[Job]: Copy every line of the entries below word for word, keeping each character and box value unchanged.

[Element placement data]:
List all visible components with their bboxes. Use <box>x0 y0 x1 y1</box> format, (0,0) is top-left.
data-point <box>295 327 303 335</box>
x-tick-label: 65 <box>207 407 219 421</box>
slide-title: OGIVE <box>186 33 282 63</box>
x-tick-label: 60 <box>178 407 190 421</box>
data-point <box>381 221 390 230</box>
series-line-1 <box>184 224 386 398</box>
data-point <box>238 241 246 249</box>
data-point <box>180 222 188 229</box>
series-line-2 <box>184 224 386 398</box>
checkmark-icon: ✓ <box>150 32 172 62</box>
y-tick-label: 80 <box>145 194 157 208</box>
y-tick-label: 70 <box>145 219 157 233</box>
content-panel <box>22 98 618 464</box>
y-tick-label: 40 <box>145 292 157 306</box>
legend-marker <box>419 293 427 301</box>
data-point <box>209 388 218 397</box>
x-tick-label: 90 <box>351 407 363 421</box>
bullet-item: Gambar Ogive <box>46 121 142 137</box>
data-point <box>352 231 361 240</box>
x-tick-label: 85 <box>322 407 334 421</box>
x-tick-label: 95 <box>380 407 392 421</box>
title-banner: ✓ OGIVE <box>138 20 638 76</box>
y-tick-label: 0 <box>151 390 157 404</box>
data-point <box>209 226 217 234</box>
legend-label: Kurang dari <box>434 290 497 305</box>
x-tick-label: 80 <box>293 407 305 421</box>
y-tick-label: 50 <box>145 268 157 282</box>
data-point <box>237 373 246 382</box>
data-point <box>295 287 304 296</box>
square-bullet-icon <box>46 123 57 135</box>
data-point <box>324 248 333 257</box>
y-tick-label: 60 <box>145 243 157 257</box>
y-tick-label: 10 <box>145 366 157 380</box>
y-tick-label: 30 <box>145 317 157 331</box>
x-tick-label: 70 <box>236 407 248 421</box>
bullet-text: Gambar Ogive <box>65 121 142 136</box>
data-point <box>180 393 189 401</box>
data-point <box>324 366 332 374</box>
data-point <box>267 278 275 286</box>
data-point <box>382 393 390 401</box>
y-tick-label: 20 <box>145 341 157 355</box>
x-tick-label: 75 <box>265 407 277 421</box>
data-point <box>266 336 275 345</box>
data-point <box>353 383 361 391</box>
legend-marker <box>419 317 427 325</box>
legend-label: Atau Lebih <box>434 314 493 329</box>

[Result of this exercise]:
List all visible components with their bboxes. Use <box>x0 y0 x1 y1</box> format, (0,0) is top-left.
data-point <box>295 327 303 335</box>
x-tick-label: 65 <box>207 407 219 421</box>
slide-title: OGIVE <box>186 33 282 63</box>
x-tick-label: 60 <box>178 407 190 421</box>
data-point <box>381 221 390 230</box>
series-line-1 <box>184 224 386 398</box>
data-point <box>238 241 246 249</box>
data-point <box>180 222 188 229</box>
series-line-2 <box>184 224 386 398</box>
checkmark-icon: ✓ <box>150 32 172 62</box>
y-tick-label: 80 <box>145 194 157 208</box>
y-tick-label: 70 <box>145 219 157 233</box>
content-panel <box>22 98 618 464</box>
y-tick-label: 40 <box>145 292 157 306</box>
legend-marker <box>419 293 427 301</box>
data-point <box>209 388 218 397</box>
x-tick-label: 90 <box>351 407 363 421</box>
bullet-item: Gambar Ogive <box>46 121 142 137</box>
data-point <box>352 231 361 240</box>
x-tick-label: 85 <box>322 407 334 421</box>
x-tick-label: 95 <box>380 407 392 421</box>
title-banner: ✓ OGIVE <box>138 20 638 76</box>
y-tick-label: 0 <box>151 390 157 404</box>
data-point <box>209 226 217 234</box>
legend-label: Kurang dari <box>434 290 497 305</box>
x-tick-label: 80 <box>293 407 305 421</box>
y-tick-label: 50 <box>145 268 157 282</box>
data-point <box>237 373 246 382</box>
data-point <box>295 287 304 296</box>
square-bullet-icon <box>46 123 57 135</box>
data-point <box>324 248 333 257</box>
y-tick-label: 60 <box>145 243 157 257</box>
y-tick-label: 10 <box>145 366 157 380</box>
y-tick-label: 30 <box>145 317 157 331</box>
x-tick-label: 70 <box>236 407 248 421</box>
bullet-text: Gambar Ogive <box>65 121 142 136</box>
data-point <box>180 393 189 401</box>
data-point <box>324 366 332 374</box>
data-point <box>267 278 275 286</box>
data-point <box>382 393 390 401</box>
y-tick-label: 20 <box>145 341 157 355</box>
x-tick-label: 75 <box>265 407 277 421</box>
data-point <box>266 336 275 345</box>
data-point <box>353 383 361 391</box>
legend-marker <box>419 317 427 325</box>
legend-label: Atau Lebih <box>434 314 493 329</box>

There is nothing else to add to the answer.